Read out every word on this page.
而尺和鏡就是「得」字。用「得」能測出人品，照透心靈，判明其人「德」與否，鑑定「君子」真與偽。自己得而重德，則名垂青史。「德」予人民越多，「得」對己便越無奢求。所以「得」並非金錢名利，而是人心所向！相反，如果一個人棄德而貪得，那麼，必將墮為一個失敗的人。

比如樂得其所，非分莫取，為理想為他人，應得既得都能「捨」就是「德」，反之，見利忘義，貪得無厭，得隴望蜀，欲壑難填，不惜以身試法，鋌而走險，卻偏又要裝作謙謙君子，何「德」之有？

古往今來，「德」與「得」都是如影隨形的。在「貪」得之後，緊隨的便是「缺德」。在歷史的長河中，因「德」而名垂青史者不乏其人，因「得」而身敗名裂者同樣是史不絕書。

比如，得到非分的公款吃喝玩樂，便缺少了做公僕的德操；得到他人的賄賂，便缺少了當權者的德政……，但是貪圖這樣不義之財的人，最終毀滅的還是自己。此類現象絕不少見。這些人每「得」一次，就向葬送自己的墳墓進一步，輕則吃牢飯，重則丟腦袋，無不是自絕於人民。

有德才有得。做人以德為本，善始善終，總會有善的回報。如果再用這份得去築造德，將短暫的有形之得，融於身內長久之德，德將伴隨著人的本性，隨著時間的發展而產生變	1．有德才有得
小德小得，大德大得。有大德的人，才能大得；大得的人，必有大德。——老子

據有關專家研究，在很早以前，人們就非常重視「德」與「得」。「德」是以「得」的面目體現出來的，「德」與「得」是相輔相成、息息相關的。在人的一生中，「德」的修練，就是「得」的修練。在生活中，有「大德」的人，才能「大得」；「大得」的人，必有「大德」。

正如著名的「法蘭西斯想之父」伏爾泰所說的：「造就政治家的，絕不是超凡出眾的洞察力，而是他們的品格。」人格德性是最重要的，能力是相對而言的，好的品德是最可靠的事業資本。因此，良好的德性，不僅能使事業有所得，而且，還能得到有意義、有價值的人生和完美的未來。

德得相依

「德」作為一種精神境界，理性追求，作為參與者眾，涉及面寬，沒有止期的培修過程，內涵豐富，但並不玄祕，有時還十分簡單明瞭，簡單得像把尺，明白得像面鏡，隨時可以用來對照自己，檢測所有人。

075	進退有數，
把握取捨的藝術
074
________________________________________
Written exercise: All of the entries above must be quoted exactly.

Reply to the exercise:
Read out every word on this page.
而尺和鏡就是「得」字。用「得」能測出人品，照透心靈，判明其人「德」與否，鑑定「君子」真與偽。自己得而重德，則名垂青史。「德」予人民越多，「得」對己便越無奢求。所以「得」並非金錢名利，而是人心所向！相反，如果一個人棄德而貪得，那麼，必將墮為一個失敗的人。

比如樂得其所，非分莫取，為理想為他人，應得既得都能「捨」就是「德」，反之，見利忘義，貪得無厭，得隴望蜀，欲壑難填，不惜以身試法，鋌而走險，卻偏又要裝作謙謙君子，何「德」之有？

古往今來，「德」與「得」都是如影隨形的。在「貪」得之後，緊隨的便是「缺德」。在歷史的長河中，因「德」而名垂青史者不乏其人，因「得」而身敗名裂者同樣是史不絕書。

比如，得到非分的公款吃喝玩樂，便缺少了做公僕的德操；得到他人的賄賂，便缺少了當權者的德政……，但是貪圖這樣不義之財的人，最終毀滅的還是自己。此類現象絕不少見。這些人每「得」一次，就向葬送自己的墳墓進一步，輕則吃牢飯，重則丟腦袋，無不是自絕於人民。

有德才有得。做人以德為本，善始善終，總會有善的回報。如果再用這份得去築造德，將短暫的有形之得，融於身內長久之德，德將伴隨著人的本性，隨著時間的發展而產生變	1．有德才有得
小德小得，大德大得。有大德的人，才能大得；大得的人，必有大德。——老子

據有關專家研究，在很早以前，人們就非常重視「德」與「得」。「德」是以「得」的面目體現出來的，「德」與「得」是相輔相成、息息相關的。在人的一生中，「德」的修練，就是「得」的修練。在生活中，有「大德」的人，才能「大得」；「大得」的人，必有「大德」。

正如著名的「法蘭西斯想之父」伏爾泰所說的：「造就政治家的，絕不是超凡出眾的洞察力，而是他們的品格。」人格德性是最重要的，能力是相對而言的，好的品德是最可靠的事業資本。因此，良好的德性，不僅能使事業有所得，而且，還能得到有意義、有價值的人生和完美的未來。

德得相依

「德」作為一種精神境界，理性追求，作為參與者眾，涉及面寬，沒有止期的培修過程，內涵豐富，但並不玄祕，有時還十分簡單明瞭，簡單得像把尺，明白得像面鏡，隨時可以用來對照自己，檢測所有人。

075	進退有數，
把握取捨的藝術
074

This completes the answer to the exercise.